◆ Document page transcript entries
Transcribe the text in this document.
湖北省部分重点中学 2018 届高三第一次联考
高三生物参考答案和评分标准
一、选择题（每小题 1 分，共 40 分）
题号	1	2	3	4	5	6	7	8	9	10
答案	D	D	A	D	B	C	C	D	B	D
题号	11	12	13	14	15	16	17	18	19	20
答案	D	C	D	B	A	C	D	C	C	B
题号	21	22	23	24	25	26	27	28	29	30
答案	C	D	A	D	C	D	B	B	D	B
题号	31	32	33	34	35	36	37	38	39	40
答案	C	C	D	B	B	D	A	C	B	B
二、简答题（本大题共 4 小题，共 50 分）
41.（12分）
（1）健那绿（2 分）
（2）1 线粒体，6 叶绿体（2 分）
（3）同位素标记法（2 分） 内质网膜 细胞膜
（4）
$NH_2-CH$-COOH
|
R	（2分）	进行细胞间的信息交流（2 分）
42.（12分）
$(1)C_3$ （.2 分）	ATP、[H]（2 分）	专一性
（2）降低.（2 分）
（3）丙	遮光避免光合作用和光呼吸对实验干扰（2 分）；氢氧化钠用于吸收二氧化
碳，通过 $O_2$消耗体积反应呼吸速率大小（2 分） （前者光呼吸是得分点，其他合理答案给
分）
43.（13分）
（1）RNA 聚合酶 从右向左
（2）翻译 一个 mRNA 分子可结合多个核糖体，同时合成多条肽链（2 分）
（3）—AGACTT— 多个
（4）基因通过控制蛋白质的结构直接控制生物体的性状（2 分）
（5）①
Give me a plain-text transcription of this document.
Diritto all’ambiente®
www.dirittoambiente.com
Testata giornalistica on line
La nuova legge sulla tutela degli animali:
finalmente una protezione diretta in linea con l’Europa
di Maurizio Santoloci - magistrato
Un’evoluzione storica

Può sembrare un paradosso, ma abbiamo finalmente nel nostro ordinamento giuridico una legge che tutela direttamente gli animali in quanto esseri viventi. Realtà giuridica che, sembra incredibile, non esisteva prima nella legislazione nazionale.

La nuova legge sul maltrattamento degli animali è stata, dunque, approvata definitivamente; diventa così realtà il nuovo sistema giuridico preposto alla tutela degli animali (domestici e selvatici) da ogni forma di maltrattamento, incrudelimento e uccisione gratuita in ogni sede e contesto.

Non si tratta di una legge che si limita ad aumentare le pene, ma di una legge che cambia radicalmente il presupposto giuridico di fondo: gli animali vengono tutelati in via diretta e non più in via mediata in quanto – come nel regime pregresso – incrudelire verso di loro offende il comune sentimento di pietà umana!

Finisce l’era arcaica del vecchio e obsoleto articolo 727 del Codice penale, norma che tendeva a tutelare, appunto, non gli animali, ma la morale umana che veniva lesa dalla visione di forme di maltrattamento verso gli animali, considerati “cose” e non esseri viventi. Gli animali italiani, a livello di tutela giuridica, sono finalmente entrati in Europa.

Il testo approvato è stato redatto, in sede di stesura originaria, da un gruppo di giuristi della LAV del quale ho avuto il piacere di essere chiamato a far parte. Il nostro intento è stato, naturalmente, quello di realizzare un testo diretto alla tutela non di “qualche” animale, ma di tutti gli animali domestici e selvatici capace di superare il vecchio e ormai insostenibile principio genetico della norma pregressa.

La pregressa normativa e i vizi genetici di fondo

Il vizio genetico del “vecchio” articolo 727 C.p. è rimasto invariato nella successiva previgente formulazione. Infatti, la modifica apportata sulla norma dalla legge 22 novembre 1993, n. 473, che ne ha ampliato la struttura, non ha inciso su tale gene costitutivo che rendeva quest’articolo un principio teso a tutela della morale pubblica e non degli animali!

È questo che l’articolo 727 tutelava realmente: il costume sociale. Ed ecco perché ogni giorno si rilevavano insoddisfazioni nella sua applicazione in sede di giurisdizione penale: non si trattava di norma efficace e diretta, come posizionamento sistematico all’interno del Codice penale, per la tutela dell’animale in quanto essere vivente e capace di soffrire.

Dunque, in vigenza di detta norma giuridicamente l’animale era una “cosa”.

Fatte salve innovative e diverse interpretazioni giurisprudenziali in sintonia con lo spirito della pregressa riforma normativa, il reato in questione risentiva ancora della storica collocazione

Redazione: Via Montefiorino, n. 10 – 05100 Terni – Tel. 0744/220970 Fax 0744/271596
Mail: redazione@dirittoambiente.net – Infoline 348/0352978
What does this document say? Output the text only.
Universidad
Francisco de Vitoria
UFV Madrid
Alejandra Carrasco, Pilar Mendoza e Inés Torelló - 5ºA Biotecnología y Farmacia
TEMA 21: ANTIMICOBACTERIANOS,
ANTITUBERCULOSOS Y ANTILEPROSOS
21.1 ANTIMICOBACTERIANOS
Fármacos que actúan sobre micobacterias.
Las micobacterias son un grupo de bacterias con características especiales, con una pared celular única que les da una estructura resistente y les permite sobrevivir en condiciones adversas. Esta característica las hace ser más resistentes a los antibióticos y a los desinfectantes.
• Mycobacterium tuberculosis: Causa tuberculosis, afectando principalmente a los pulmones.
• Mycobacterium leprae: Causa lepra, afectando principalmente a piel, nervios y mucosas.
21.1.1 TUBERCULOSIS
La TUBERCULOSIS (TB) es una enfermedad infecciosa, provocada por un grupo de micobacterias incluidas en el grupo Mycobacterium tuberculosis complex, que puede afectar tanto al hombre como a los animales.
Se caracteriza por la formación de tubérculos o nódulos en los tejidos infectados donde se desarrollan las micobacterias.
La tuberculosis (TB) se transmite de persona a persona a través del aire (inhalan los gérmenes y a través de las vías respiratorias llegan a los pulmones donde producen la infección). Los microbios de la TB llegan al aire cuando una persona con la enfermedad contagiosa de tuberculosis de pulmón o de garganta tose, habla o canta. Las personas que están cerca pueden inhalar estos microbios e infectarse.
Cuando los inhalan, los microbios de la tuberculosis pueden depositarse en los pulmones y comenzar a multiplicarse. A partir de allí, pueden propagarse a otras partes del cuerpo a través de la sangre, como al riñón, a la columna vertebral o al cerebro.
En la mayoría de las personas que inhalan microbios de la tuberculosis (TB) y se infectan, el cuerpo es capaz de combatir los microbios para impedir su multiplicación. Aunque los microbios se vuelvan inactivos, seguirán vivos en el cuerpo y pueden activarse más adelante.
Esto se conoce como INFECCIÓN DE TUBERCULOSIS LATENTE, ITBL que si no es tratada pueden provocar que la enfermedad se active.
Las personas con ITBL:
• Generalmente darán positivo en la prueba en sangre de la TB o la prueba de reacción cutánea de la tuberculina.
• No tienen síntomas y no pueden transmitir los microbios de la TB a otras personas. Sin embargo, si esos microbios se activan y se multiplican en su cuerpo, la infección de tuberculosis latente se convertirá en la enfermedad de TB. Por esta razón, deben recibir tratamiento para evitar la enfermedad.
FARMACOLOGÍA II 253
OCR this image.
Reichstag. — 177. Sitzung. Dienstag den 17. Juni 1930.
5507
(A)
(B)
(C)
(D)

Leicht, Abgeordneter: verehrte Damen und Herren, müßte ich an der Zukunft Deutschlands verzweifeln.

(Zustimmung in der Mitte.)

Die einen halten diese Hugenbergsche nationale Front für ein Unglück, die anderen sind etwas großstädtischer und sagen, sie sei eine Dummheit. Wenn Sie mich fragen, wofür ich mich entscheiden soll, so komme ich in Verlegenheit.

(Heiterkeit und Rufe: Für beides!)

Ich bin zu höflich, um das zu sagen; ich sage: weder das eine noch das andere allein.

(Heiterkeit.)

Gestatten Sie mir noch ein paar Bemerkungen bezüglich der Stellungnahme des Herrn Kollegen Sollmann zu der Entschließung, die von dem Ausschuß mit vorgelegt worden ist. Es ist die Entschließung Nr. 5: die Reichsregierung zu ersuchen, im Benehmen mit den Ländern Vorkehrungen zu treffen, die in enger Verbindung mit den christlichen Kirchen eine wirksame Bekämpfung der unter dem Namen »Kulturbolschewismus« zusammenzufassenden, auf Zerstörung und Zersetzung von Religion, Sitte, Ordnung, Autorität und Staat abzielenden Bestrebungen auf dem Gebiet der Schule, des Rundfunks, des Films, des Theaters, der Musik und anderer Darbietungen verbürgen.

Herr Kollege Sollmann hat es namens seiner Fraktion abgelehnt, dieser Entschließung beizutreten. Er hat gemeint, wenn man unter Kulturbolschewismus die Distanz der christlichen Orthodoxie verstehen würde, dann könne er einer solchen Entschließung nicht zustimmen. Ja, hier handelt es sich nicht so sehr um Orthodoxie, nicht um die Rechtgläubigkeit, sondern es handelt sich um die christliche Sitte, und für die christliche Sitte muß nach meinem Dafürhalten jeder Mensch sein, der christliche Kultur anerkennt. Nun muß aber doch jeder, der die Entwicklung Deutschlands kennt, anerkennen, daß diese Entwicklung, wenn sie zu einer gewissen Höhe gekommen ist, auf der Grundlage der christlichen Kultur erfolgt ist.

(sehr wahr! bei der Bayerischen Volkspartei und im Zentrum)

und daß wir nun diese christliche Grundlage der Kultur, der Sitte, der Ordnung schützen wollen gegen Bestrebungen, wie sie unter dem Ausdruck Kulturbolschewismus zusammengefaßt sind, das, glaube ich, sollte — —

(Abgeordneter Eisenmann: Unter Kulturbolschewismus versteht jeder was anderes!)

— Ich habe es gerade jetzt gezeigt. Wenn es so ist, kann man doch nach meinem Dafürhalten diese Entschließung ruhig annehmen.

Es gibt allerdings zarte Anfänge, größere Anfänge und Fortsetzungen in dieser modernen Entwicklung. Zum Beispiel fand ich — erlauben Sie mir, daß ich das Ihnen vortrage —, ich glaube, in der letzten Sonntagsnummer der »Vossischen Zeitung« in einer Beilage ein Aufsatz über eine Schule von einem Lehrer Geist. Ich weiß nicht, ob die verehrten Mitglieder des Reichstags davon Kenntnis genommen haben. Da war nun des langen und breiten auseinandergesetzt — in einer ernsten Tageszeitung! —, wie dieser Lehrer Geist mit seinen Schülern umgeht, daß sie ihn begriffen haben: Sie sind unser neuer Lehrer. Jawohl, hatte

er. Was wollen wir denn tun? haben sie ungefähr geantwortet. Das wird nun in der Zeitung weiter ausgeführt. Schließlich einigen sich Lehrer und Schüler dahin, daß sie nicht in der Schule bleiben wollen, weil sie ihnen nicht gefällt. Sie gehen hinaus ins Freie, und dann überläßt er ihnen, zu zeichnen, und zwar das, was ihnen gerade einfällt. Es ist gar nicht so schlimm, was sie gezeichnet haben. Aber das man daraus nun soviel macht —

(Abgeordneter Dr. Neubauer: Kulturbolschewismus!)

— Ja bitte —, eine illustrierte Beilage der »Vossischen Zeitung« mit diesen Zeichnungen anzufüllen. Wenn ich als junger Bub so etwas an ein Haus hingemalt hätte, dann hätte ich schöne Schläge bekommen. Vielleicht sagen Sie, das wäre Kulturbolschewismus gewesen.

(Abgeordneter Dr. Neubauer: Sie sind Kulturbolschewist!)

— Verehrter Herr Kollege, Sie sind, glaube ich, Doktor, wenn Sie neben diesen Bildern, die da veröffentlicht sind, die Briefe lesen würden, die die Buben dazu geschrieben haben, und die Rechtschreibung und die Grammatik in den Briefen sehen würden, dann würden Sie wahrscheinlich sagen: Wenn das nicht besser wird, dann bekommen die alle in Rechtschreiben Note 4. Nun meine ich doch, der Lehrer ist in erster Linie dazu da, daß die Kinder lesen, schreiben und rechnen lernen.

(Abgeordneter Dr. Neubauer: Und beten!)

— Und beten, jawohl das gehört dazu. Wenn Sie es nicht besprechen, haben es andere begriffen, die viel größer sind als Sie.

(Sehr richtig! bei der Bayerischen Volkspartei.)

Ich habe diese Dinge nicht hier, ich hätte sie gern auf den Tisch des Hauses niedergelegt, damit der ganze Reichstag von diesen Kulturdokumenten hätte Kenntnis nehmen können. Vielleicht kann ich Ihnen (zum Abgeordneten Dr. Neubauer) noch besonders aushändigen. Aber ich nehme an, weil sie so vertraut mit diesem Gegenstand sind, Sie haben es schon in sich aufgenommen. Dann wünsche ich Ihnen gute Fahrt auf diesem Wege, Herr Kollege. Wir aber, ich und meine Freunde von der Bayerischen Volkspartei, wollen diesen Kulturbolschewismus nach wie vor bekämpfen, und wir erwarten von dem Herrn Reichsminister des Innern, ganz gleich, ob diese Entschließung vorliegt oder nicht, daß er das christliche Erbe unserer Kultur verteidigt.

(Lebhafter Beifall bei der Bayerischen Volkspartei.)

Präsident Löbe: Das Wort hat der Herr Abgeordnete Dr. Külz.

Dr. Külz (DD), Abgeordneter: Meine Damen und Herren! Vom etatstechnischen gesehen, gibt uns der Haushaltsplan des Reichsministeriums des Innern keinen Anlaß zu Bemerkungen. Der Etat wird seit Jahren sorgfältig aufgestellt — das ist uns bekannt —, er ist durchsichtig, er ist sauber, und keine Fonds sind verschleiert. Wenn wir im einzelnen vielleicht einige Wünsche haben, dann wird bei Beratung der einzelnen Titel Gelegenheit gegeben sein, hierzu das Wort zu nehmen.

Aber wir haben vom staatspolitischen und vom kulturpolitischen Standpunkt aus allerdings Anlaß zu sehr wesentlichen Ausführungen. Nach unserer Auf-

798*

◆ What is expected
Copy out every line in the records where the word "gerade" is found.

◆ Answer section
— Ich habe es gerade jetzt gezeigt. Wenn es so ist, kann man doch nach meinem Dafürhalten diese Entschließung ruhig annehmen.
er. Was wollen wir denn tun? haben sie ungefähr geantwortet. Das wird nun in der Zeitung weiter ausgeführt. Schließlich einigen sich Lehrer und Schüler dahin, daß sie nicht in der Schule bleiben wollen, weil sie ihnen nicht gefällt. Sie gehen hinaus ins Freie, und dann überläßt er ihnen, zu zeichnen, und zwar das, was ihnen gerade einfällt. Es ist gar nicht so schlimm, was sie gezeichnet haben. Aber das man daraus nun soviel macht —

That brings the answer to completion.